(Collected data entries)

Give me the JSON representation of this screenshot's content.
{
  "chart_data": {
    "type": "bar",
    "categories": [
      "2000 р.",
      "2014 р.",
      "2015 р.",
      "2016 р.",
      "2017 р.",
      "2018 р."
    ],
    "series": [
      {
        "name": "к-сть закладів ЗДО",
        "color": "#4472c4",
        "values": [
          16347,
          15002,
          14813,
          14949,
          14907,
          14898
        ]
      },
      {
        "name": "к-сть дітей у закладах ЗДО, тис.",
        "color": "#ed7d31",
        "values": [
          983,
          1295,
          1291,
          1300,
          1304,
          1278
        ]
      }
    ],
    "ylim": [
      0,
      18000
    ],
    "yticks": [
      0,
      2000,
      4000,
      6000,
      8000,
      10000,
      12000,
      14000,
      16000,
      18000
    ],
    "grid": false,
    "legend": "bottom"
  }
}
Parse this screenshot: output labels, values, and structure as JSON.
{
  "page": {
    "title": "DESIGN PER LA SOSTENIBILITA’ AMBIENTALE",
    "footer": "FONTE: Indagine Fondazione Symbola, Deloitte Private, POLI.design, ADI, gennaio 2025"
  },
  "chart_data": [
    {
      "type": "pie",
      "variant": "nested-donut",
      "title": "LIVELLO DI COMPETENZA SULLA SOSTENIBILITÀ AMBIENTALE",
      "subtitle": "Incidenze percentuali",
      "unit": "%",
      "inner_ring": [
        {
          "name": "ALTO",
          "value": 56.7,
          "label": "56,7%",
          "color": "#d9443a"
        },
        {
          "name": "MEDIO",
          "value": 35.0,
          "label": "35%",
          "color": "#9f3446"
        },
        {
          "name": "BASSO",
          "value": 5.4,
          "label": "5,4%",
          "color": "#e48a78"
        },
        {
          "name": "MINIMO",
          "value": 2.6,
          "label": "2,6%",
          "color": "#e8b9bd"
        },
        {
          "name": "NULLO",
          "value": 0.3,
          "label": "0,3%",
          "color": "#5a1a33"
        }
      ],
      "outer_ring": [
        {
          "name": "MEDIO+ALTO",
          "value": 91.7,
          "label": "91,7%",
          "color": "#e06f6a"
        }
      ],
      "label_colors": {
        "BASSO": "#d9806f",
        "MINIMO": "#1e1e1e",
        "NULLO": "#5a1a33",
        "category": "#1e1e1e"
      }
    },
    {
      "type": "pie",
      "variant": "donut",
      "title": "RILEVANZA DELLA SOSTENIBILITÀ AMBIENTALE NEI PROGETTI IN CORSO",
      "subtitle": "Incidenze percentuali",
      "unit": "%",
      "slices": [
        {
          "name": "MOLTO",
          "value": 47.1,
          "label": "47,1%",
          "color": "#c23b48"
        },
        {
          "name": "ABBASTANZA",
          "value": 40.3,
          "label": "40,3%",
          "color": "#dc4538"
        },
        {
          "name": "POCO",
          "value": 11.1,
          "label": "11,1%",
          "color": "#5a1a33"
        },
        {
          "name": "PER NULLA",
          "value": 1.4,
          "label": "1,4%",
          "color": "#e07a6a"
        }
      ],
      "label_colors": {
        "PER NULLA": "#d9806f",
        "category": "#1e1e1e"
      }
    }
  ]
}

What is being asked.
Report how many lines in the listing include the word "JSON". Give nothing but the count.

Written response.
2